--- start of Source data ---
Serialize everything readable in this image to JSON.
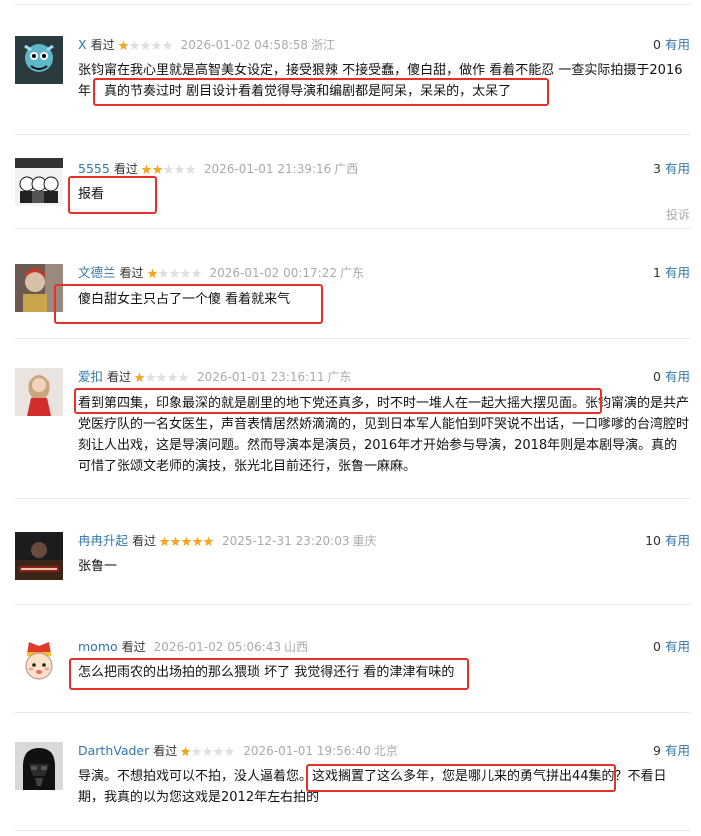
{
  "comments": [
    {
      "user": "X",
      "status": "看过",
      "rating": 1,
      "time": "2026-01-02 04:58:58",
      "location": "浙江",
      "votes": "0",
      "votes_label": "有用",
      "text": "张钧甯在我心里就是高智美女设定，接受狠辣 不接受蠢，傻白甜，做作 看着不能忍 一查实际拍摄于2016年，真的节奏过时 剧目设计看着觉得导演和编剧都是阿呆，呆呆的，太呆了"
    },
    {
      "user": "5555",
      "status": "看过",
      "rating": 2,
      "time": "2026-01-01 21:39:16",
      "location": "广西",
      "votes": "3",
      "votes_label": "有用",
      "text": "报看",
      "report": "投诉"
    },
    {
      "user": "文德兰",
      "status": "看过",
      "rating": 1,
      "time": "2026-01-02 00:17:22",
      "location": "广东",
      "votes": "1",
      "votes_label": "有用",
      "text": "傻白甜女主只占了一个傻 看着就来气"
    },
    {
      "user": "爱扣",
      "status": "看过",
      "rating": 1,
      "time": "2026-01-01 23:16:11",
      "location": "广东",
      "votes": "0",
      "votes_label": "有用",
      "text": "看到第四集，印象最深的就是剧里的地下党还真多，时不时一堆人在一起大摇大摆见面。张钧甯演的是共产党医疗队的一名女医生，声音表情居然娇滴滴的，见到日本军人能怕到吓哭说不出话，一口嗲嗲的台湾腔时刻让人出戏，这是导演问题。然而导演本是演员，2016年才开始参与导演，2018年则是本剧导演。真的可惜了张颂文老师的演技，张光北目前还行，张鲁一麻麻。"
    },
    {
      "user": "冉冉升起",
      "status": "看过",
      "rating": 5,
      "time": "2025-12-31 23:20:03",
      "location": "重庆",
      "votes": "10",
      "votes_label": "有用",
      "text": "张鲁一"
    },
    {
      "user": "momo",
      "status": "看过",
      "rating": 0,
      "time": "2026-01-02 05:06:43",
      "location": "山西",
      "votes": "0",
      "votes_label": "有用",
      "text": "怎么把雨农的出场拍的那么猥琐 坏了 我觉得还行 看的津津有味的"
    },
    {
      "user": "DarthVader",
      "status": "看过",
      "rating": 1,
      "time": "2026-01-01 19:56:40",
      "location": "北京",
      "votes": "9",
      "votes_label": "有用",
      "text": "导演。不想拍戏可以不拍，没人逼着您。这戏搁置了这么多年，您是哪儿来的勇气拼出44集的？不看日期，我真的以为您这戏是2012年左右拍的"
    }
  ],
  "colors": {
    "accent": "#3377aa",
    "star": "#f5a623",
    "highlight": "#e5312a",
    "muted": "#aaaaaa"
  }
}
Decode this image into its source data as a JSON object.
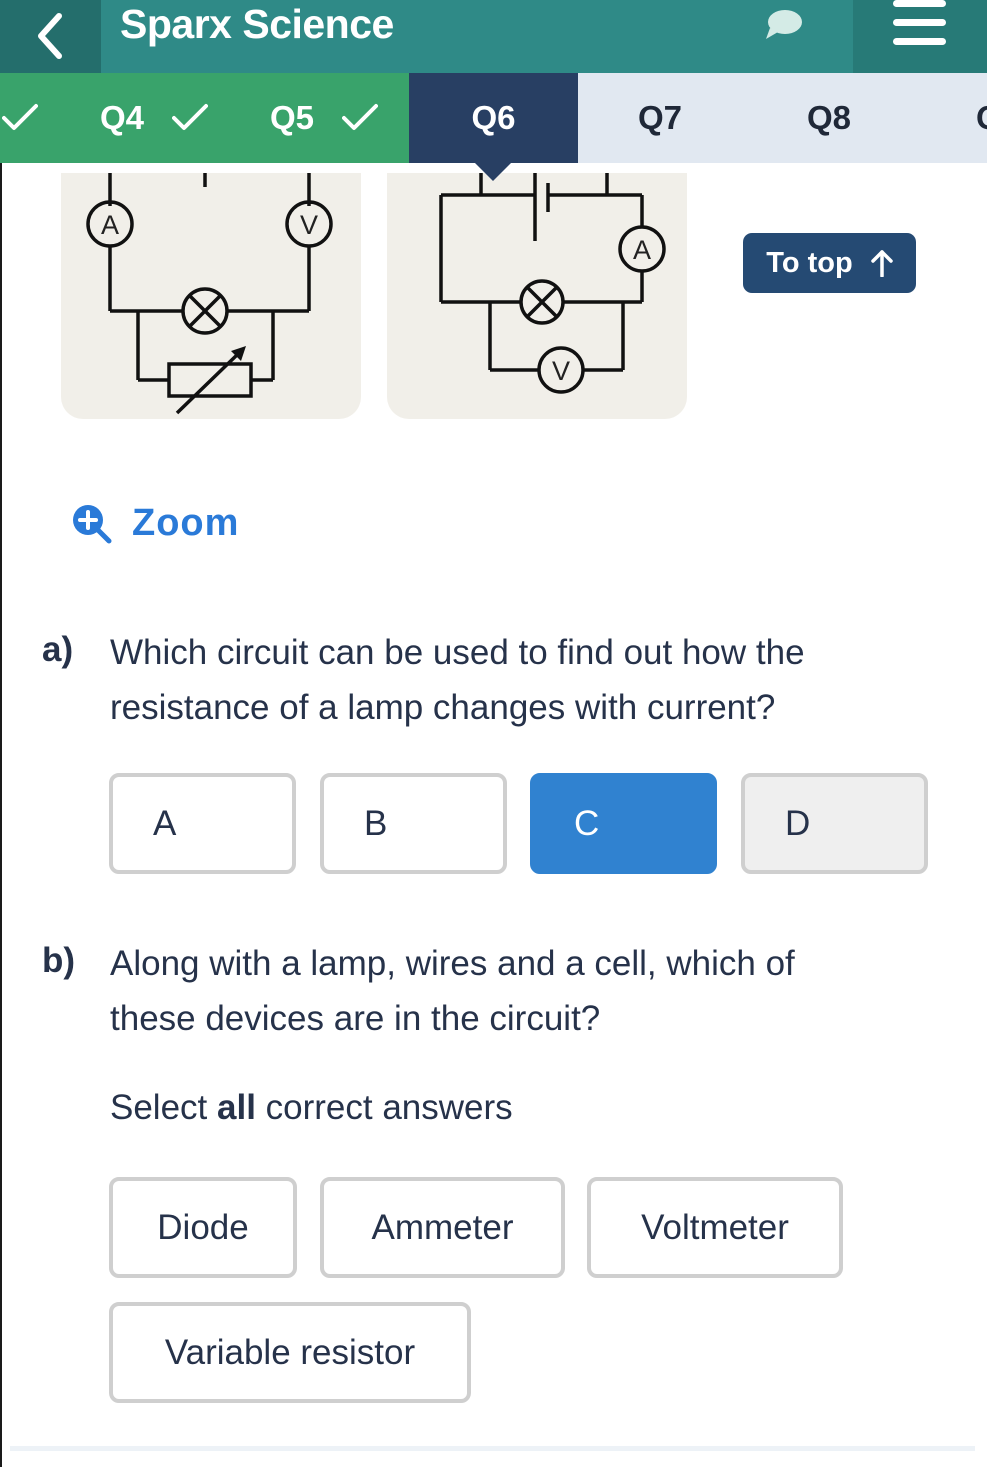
{
  "header": {
    "title": "Sparx Science",
    "back_icon": "chevron-left-icon",
    "chat_icon": "speech-bubble-icon",
    "menu_icon": "hamburger-menu-icon"
  },
  "tabs": [
    {
      "label": "",
      "status": "complete"
    },
    {
      "label": "Q4",
      "status": "complete"
    },
    {
      "label": "Q5",
      "status": "complete"
    },
    {
      "label": "Q6",
      "status": "current"
    },
    {
      "label": "Q7",
      "status": "todo"
    },
    {
      "label": "Q8",
      "status": "todo"
    },
    {
      "label": "Q",
      "status": "todo"
    }
  ],
  "diagrams": [
    {
      "label": "Circuit with ammeter, voltmeter, lamp and variable resistor",
      "meter_a": "A",
      "meter_v": "V"
    },
    {
      "label": "Circuit with cell, ammeter, lamp and voltmeter in parallel with lamp",
      "meter_a": "A",
      "meter_v": "V"
    }
  ],
  "to_top": {
    "label": "To top",
    "icon": "arrow-up-icon"
  },
  "zoom": {
    "label": "Zoom",
    "icon": "zoom-in-icon"
  },
  "question_a": {
    "part": "a)",
    "text": "Which circuit can be used to find out how the resistance of a lamp changes with current?",
    "options": [
      {
        "label": "A",
        "state": "default"
      },
      {
        "label": "B",
        "state": "default"
      },
      {
        "label": "C",
        "state": "selected"
      },
      {
        "label": "D",
        "state": "disabled"
      }
    ]
  },
  "question_b": {
    "part": "b)",
    "text": "Along with a lamp, wires and a cell, which of these devices are in the circuit?",
    "instruction_pre": "Select ",
    "instruction_bold": "all",
    "instruction_post": " correct answers",
    "options": [
      {
        "label": "Diode"
      },
      {
        "label": "Ammeter"
      },
      {
        "label": "Voltmeter"
      },
      {
        "label": "Variable resistor"
      }
    ]
  },
  "colors": {
    "header": "#2f8a87",
    "complete_tab": "#39a36b",
    "current_tab": "#283f63",
    "todo_tab": "#e1e8f1",
    "selected_option": "#3082d0",
    "link": "#2a7ad8"
  }
}
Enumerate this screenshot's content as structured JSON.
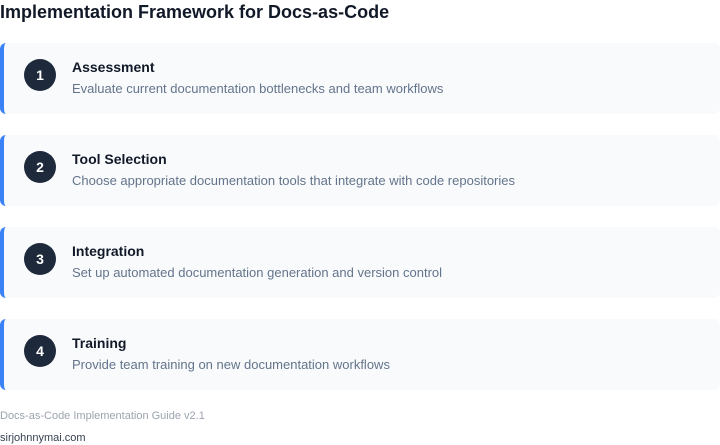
{
  "page": {
    "title": "Implementation Framework for Docs-as-Code"
  },
  "steps": [
    {
      "number": "1",
      "title": "Assessment",
      "description": "Evaluate current documentation bottlenecks and team workflows"
    },
    {
      "number": "2",
      "title": "Tool Selection",
      "description": "Choose appropriate documentation tools that integrate with code repositories"
    },
    {
      "number": "3",
      "title": "Integration",
      "description": "Set up automated documentation generation and version control"
    },
    {
      "number": "4",
      "title": "Training",
      "description": "Provide team training on new documentation workflows"
    }
  ],
  "footer": {
    "note": "Docs-as-Code Implementation Guide v2.1",
    "site": "sirjohnnymai.com"
  },
  "colors": {
    "accent": "#3b82f6",
    "badge": "#1e293b",
    "card_background": "#f8fafc"
  }
}
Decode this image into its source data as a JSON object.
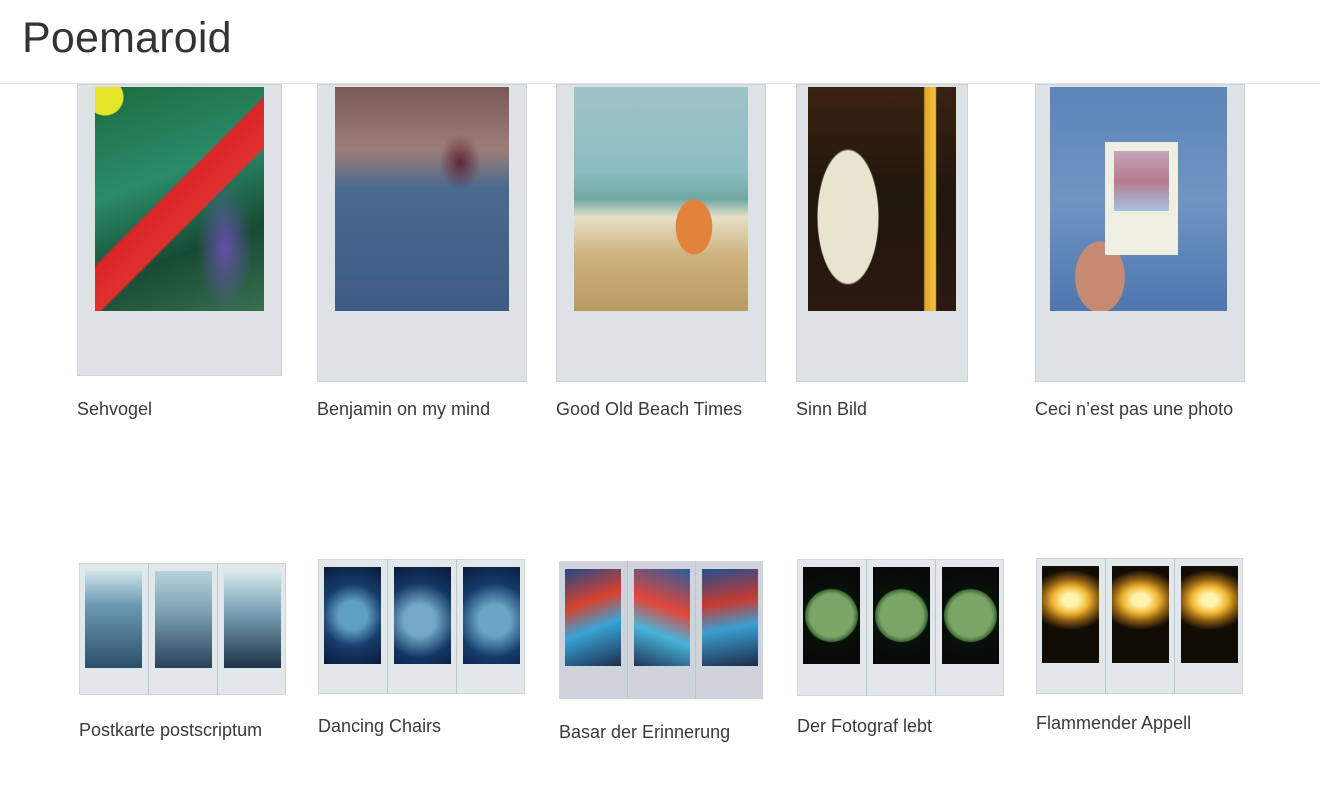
{
  "site": {
    "title": "Poemaroid"
  },
  "gallery": [
    {
      "title": "Sehvogel",
      "format": "single",
      "photo": "ph-sehvogel"
    },
    {
      "title": "Benjamin on my mind",
      "format": "single",
      "photo": "ph-benjamin"
    },
    {
      "title": "Good Old Beach Times",
      "format": "single",
      "photo": "ph-beach"
    },
    {
      "title": "Sinn Bild",
      "format": "single",
      "photo": "ph-sinn"
    },
    {
      "title": "Ceci n’est pas une photo",
      "format": "single",
      "photo": "ph-ceci"
    },
    {
      "title": "Postkarte postscriptum",
      "format": "triptych",
      "photos": [
        "p-venice1",
        "p-venice2",
        "p-venice3"
      ]
    },
    {
      "title": "Dancing Chairs",
      "format": "triptych",
      "photos": [
        "p-chair1",
        "p-chair2",
        "p-chair3"
      ]
    },
    {
      "title": "Basar der Erinnerung",
      "format": "triptych",
      "photos": [
        "p-basar1",
        "p-basar2",
        "p-basar3"
      ]
    },
    {
      "title": "Der Fotograf lebt",
      "format": "triptych",
      "photos": [
        "p-globe",
        "p-globe",
        "p-globe"
      ]
    },
    {
      "title": "Flammender Appell",
      "format": "triptych",
      "photos": [
        "p-fire",
        "p-fire",
        "p-fire"
      ]
    }
  ]
}
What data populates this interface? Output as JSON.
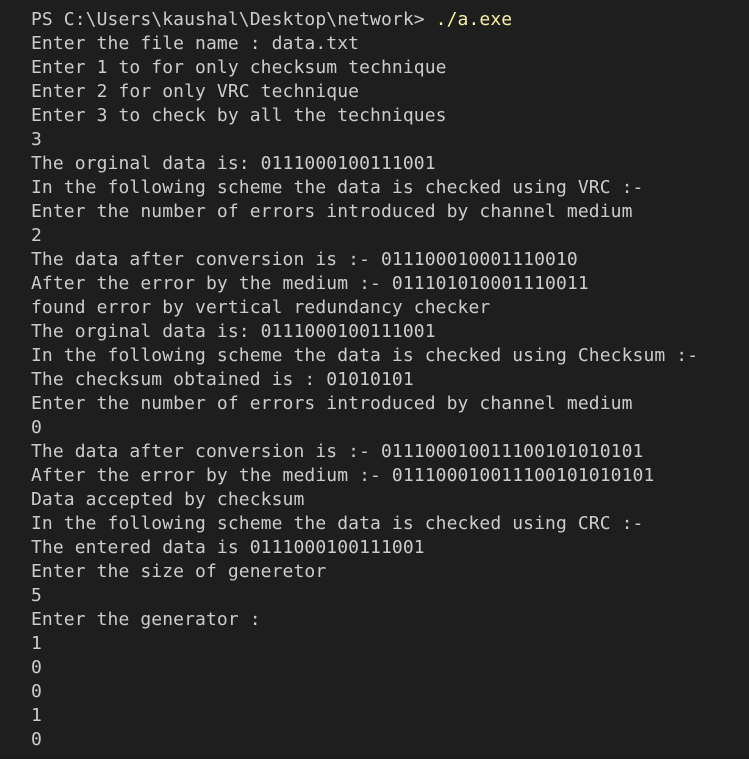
--- end of Source data ---
» **Task**: Pull out every line of the records above that contains the word "icon".

» **Correct answer**:
    "back_icon": "chevron-left-icon",
    "chat_icon": "speech-bubble-icon",
    "menu_icon": "hamburger-menu-icon"
    "icon": "arrow-up-icon"
    "icon": "zoom-in-icon"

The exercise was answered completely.